**Task to complete:**
Write out each line of the material again, word for word.

Dataset items:
--- BEGIN ---

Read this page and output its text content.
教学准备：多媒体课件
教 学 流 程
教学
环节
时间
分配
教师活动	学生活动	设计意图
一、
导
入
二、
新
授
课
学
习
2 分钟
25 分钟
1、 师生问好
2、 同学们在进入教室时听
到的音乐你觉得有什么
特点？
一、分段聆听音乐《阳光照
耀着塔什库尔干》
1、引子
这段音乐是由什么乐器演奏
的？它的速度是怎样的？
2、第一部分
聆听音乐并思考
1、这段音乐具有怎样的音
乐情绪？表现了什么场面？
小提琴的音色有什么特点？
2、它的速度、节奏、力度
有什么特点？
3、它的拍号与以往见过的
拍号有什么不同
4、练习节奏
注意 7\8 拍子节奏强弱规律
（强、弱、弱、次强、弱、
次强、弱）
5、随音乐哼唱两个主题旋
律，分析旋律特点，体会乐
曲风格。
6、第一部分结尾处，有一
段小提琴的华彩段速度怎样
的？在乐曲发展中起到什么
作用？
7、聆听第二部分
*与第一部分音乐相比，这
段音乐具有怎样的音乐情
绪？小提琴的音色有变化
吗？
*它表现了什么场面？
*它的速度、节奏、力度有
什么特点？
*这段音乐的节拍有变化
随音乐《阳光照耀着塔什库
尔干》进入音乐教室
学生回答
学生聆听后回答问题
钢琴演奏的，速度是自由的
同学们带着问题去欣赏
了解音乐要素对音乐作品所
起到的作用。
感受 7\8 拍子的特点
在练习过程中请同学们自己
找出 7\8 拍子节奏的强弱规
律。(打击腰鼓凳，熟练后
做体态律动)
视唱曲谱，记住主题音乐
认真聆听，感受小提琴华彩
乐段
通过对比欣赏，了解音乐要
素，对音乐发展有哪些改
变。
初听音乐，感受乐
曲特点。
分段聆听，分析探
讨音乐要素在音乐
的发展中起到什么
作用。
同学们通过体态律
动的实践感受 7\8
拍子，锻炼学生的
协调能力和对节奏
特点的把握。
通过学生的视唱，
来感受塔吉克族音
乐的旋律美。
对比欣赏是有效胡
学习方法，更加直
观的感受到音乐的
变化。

--- END ---

**The completed task:**
Read this page and output its text content.
教学准备：多媒体课件
教 学 流 程
教学
环节
时间
分配
教师活动	学生活动	设计意图
一、
导
入
二、
新
授
课
学
习
2 分钟
25 分钟
1、 师生问好
2、 同学们在进入教室时听
到的音乐你觉得有什么
特点？
一、分段聆听音乐《阳光照
耀着塔什库尔干》
1、引子
这段音乐是由什么乐器演奏
的？它的速度是怎样的？
2、第一部分
聆听音乐并思考
1、这段音乐具有怎样的音
乐情绪？表现了什么场面？
小提琴的音色有什么特点？
2、它的速度、节奏、力度
有什么特点？
3、它的拍号与以往见过的
拍号有什么不同
4、练习节奏
注意 7\8 拍子节奏强弱规律
（强、弱、弱、次强、弱、
次强、弱）
5、随音乐哼唱两个主题旋
律，分析旋律特点，体会乐
曲风格。
6、第一部分结尾处，有一
段小提琴的华彩段速度怎样
的？在乐曲发展中起到什么
作用？
7、聆听第二部分
*与第一部分音乐相比，这
段音乐具有怎样的音乐情
绪？小提琴的音色有变化
吗？
*它表现了什么场面？
*它的速度、节奏、力度有
什么特点？
*这段音乐的节拍有变化
随音乐《阳光照耀着塔什库
尔干》进入音乐教室
学生回答
学生聆听后回答问题
钢琴演奏的，速度是自由的
同学们带着问题去欣赏
了解音乐要素对音乐作品所
起到的作用。
感受 7\8 拍子的特点
在练习过程中请同学们自己
找出 7\8 拍子节奏的强弱规
律。(打击腰鼓凳，熟练后
做体态律动)
视唱曲谱，记住主题音乐
认真聆听，感受小提琴华彩
乐段
通过对比欣赏，了解音乐要
素，对音乐发展有哪些改
变。
初听音乐，感受乐
曲特点。
分段聆听，分析探
讨音乐要素在音乐
的发展中起到什么
作用。
同学们通过体态律
动的实践感受 7\8
拍子，锻炼学生的
协调能力和对节奏
特点的把握。
通过学生的视唱，
来感受塔吉克族音
乐的旋律美。
对比欣赏是有效胡
学习方法，更加直
观的感受到音乐的
变化。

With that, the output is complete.